-- Begin --

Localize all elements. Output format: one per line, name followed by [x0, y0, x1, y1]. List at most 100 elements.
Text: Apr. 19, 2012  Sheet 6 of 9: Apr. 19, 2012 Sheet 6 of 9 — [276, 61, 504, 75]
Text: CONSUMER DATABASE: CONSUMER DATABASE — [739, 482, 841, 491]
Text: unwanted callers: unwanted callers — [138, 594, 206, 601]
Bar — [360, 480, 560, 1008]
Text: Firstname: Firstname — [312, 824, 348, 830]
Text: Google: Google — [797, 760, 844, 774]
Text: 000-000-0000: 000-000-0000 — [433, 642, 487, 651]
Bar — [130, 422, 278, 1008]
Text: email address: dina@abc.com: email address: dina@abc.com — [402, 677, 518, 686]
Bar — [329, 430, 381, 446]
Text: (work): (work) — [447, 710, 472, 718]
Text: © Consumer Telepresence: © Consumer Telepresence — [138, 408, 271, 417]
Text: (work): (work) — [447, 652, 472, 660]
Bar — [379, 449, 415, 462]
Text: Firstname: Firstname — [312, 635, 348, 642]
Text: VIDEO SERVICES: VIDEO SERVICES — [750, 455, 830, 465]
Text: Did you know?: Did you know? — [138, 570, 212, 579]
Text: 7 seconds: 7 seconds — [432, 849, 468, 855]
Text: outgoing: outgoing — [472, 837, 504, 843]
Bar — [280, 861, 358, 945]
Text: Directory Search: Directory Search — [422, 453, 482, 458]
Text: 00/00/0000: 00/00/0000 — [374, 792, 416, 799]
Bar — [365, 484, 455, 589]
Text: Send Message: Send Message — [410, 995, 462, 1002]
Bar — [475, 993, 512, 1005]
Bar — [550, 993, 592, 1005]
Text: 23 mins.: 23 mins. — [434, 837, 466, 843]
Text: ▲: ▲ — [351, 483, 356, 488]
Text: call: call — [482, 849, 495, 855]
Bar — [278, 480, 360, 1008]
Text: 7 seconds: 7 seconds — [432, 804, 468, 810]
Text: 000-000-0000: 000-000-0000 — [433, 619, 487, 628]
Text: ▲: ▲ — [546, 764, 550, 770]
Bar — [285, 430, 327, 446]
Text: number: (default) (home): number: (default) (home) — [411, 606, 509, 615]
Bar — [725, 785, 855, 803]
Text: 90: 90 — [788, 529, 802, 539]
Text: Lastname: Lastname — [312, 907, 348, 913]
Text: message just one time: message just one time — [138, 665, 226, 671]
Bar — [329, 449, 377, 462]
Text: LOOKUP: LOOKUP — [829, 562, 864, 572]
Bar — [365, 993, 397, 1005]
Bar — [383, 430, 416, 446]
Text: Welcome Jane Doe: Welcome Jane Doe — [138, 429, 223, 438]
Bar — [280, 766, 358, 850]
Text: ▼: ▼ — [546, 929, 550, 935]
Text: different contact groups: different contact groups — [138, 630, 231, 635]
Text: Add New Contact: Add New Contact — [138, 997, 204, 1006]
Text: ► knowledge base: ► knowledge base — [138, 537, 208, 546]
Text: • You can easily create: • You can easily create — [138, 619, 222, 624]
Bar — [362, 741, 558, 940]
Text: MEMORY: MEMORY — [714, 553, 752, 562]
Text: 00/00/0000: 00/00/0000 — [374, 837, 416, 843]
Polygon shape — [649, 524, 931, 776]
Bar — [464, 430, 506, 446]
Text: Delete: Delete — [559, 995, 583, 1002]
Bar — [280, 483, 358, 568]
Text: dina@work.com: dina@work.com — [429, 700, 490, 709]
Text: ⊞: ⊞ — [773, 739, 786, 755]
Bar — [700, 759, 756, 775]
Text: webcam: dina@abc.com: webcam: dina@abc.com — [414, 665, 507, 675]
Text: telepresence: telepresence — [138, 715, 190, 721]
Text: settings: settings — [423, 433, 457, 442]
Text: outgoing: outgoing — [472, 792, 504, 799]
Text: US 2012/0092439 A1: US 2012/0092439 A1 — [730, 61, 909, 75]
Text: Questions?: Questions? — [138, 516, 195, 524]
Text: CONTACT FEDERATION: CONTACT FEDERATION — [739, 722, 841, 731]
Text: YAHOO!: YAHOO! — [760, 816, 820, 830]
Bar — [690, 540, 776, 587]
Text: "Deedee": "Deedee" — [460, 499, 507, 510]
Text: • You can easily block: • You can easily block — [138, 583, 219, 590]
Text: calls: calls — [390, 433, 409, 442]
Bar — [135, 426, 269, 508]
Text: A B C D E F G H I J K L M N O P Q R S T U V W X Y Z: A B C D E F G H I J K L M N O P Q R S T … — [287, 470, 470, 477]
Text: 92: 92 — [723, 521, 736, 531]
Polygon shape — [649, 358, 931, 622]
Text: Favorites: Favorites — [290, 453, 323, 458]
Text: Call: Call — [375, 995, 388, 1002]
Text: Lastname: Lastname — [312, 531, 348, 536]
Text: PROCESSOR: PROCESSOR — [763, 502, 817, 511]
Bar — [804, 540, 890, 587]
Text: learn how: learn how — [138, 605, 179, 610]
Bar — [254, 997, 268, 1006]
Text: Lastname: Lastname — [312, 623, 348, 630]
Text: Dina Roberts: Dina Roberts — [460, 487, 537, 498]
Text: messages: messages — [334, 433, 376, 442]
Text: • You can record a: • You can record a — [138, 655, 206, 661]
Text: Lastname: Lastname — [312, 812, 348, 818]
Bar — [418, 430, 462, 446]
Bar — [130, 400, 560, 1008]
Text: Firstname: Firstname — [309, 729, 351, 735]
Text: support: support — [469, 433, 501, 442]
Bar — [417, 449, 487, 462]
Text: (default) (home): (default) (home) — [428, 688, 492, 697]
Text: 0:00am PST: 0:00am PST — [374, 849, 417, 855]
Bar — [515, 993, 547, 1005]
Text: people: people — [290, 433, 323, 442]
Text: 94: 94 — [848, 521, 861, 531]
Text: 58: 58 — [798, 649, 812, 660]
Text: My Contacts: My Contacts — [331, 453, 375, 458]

-- End --

Output the entries from the first line up to and including the line with "Text: 00/00/0000: 00/00/0000 — [374, 792, 416, 799]" as a Markdown table with the columns Index and Entry Line. Number each row and leave out blank lines.

Output for this exercise —
| Index | Entry Line |
|---|---|
| 1 | Localize all elements. Output format: one per line, name followed by [x0, y0, x1, y1]. List at most 100 elements. |
| 2 | Text: Apr. 19, 2012  Sheet 6 of 9: Apr. 19, 2012 Sheet 6 of 9 — [276, 61, 504, 75] |
| 3 | Text: CONSUMER DATABASE: CONSUMER DATABASE — [739, 482, 841, 491] |
| 4 | Text: unwanted callers: unwanted callers — [138, 594, 206, 601] |
| 5 | Bar — [360, 480, 560, 1008] |
| 6 | Text: Firstname: Firstname — [312, 824, 348, 830] |
| 7 | Text: Google: Google — [797, 760, 844, 774] |
| 8 | Text: 000-000-0000: 000-000-0000 — [433, 642, 487, 651] |
| 9 | Bar — [130, 422, 278, 1008] |
| 10 | Text: email address: dina@abc.com: email address: dina@abc.com — [402, 677, 518, 686] |
| 11 | Bar — [329, 430, 381, 446] |
| 12 | Text: (work): (work) — [447, 710, 472, 718] |
| 13 | Text: © Consumer Telepresence: © Consumer Telepresence — [138, 408, 271, 417] |
| 14 | Text: (work): (work) — [447, 652, 472, 660] |
| 15 | Bar — [379, 449, 415, 462] |
| 16 | Text: Firstname: Firstname — [312, 635, 348, 642] |
| 17 | Text: VIDEO SERVICES: VIDEO SERVICES — [750, 455, 830, 465] |
| 18 | Text: Did you know?: Did you know? — [138, 570, 212, 579] |
| 19 | Text: 7 seconds: 7 seconds — [432, 849, 468, 855] |
| 20 | Text: outgoing: outgoing — [472, 837, 504, 843] |
| 21 | Bar — [280, 861, 358, 945] |
| 22 | Text: Directory Search: Directory Search — [422, 453, 482, 458] |
| 23 | Text: 00/00/0000: 00/00/0000 — [374, 792, 416, 799] |